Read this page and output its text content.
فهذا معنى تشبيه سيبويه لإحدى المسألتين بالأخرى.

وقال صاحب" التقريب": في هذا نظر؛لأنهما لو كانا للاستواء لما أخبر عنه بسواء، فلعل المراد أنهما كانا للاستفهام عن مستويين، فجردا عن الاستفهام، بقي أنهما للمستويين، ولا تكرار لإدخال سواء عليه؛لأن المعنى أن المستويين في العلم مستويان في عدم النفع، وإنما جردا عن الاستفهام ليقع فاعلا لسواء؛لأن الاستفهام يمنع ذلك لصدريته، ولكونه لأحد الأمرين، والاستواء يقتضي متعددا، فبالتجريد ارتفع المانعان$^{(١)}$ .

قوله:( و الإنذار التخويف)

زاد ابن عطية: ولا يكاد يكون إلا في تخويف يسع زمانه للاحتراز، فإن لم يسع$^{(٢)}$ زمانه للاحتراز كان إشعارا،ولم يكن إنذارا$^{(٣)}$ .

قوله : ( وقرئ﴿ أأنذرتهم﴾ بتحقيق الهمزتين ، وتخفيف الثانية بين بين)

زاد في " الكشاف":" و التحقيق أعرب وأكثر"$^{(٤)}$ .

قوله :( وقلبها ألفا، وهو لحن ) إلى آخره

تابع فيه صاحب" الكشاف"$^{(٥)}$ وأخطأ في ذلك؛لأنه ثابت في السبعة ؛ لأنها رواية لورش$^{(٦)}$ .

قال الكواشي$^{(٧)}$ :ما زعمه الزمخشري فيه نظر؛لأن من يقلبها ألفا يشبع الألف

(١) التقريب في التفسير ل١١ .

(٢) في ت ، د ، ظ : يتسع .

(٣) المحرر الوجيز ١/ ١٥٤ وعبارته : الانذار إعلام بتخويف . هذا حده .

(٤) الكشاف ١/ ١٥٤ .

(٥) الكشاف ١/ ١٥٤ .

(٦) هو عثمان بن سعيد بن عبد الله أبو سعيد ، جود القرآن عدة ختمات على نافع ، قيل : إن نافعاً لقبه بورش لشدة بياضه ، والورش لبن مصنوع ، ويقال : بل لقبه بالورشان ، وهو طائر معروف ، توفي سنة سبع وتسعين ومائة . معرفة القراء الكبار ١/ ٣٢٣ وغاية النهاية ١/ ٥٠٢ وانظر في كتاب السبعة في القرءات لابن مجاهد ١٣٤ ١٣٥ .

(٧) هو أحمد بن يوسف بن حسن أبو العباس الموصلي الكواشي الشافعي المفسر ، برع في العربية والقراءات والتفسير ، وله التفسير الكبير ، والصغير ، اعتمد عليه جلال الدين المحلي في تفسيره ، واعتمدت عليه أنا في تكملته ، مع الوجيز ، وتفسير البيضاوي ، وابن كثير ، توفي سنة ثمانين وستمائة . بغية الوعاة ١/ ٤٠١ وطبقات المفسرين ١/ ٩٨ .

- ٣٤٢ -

+ + + +

> [EXERCISE AIM] Pull every line containing "قوله" from the data.

> [FULL ANSWER]
قوله:( و الإنذار التخويف)
قوله : ( وقرئ﴿ أأنذرتهم﴾ بتحقيق الهمزتين ، وتخفيف الثانية بين بين)
قوله :( وقلبها ألفا، وهو لحن ) إلى آخره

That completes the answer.